Directive — Copy each line that contains the string "Level".

Start Data to process

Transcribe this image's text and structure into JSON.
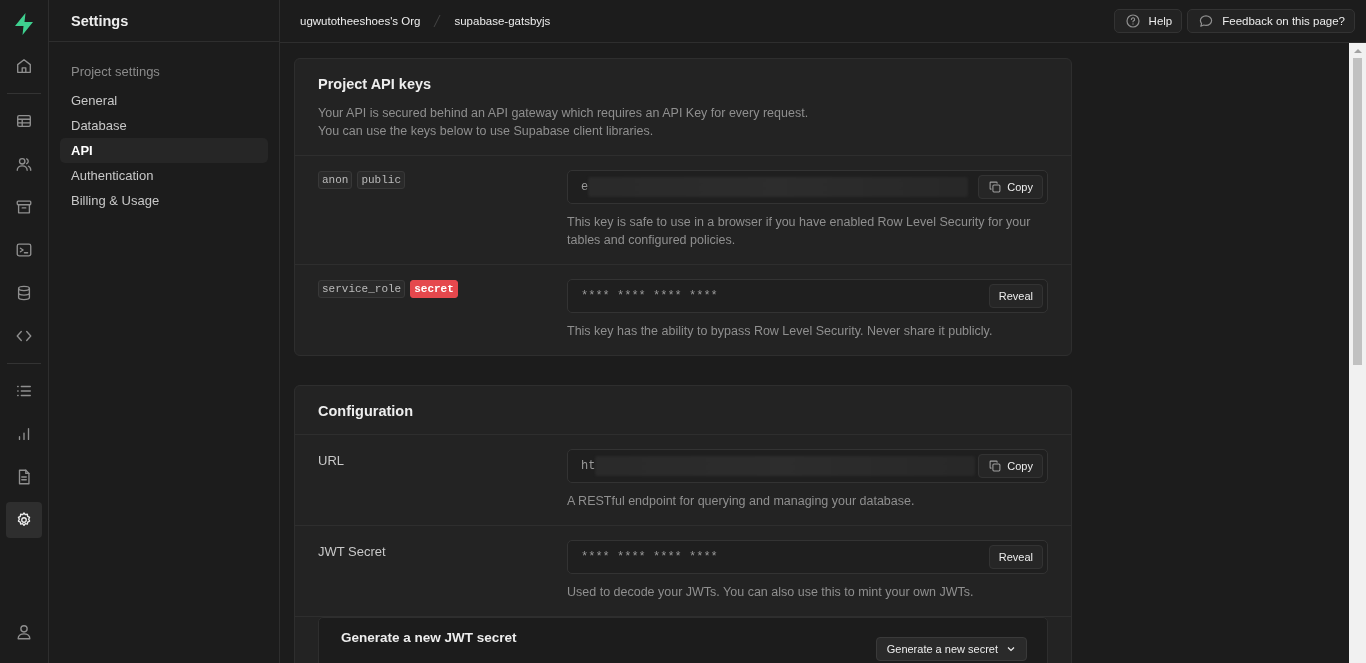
{
  "nav_rail": {
    "groups": [
      [
        {
          "selected": false
        }
      ],
      [
        {
          "selected": false
        },
        {
          "selected": false
        },
        {
          "selected": false
        },
        {
          "selected": false
        },
        {
          "selected": false
        },
        {
          "selected": false
        }
      ],
      [
        {
          "selected": false
        },
        {
          "selected": false
        },
        {
          "selected": false
        },
        {
          "selected": true
        }
      ]
    ]
  },
  "sidebar": {
    "title": "Settings",
    "section": "Project settings",
    "items": [
      {
        "label": "General",
        "selected": false
      },
      {
        "label": "Database",
        "selected": false
      },
      {
        "label": "API",
        "selected": true
      },
      {
        "label": "Authentication",
        "selected": false
      },
      {
        "label": "Billing & Usage",
        "selected": false
      }
    ]
  },
  "top_bar": {
    "breadcrumbs": [
      "ugwutotheeshoes's Org",
      "supabase-gatsbyjs"
    ],
    "buttons": [
      {
        "kind": "help",
        "label": "Help"
      },
      {
        "kind": "feedback",
        "label": "Feedback on this page?"
      }
    ]
  },
  "cards": [
    {
      "title": "Project API keys",
      "description": [
        "Your API is secured behind an API gateway which requires an API Key for every request.",
        "You can use the keys below to use Supabase client libraries."
      ],
      "rows": [
        {
          "tags": [
            {
              "text": "anon",
              "kind": "code"
            },
            {
              "text": "public",
              "kind": "code"
            }
          ],
          "field": {
            "value": "e",
            "blurred": true,
            "action": {
              "kind": "copy",
              "label": "Copy"
            }
          },
          "help": "This key is safe to use in a browser if you have enabled Row Level Security for your tables and configured policies."
        },
        {
          "tags": [
            {
              "text": "service_role",
              "kind": "code"
            },
            {
              "text": "secret",
              "kind": "danger"
            }
          ],
          "field": {
            "value": "**** **** **** ****",
            "blurred": false,
            "action": {
              "kind": "reveal",
              "label": "Reveal"
            }
          },
          "help": "This key has the ability to bypass Row Level Security. Never share it publicly."
        }
      ]
    },
    {
      "title": "Configuration",
      "rows": [
        {
          "label": "URL",
          "field": {
            "value": "ht",
            "blurred": true,
            "action": {
              "kind": "copy",
              "label": "Copy"
            }
          },
          "help": "A RESTful endpoint for querying and managing your database."
        },
        {
          "label": "JWT Secret",
          "field": {
            "value": "**** **** **** ****",
            "blurred": false,
            "action": {
              "kind": "reveal",
              "label": "Reveal"
            }
          },
          "help": "Used to decode your JWTs. You can also use this to mint your own JWTs."
        }
      ],
      "panel": {
        "title": "Generate a new JWT secret",
        "button": "Generate a new secret"
      }
    }
  ]
}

End Data to process

Expected output —
          "help": "This key is safe to use in a browser if you have enabled Row Level Security for your tables and configured policies."
          "help": "This key has the ability to bypass Row Level Security. Never share it publicly."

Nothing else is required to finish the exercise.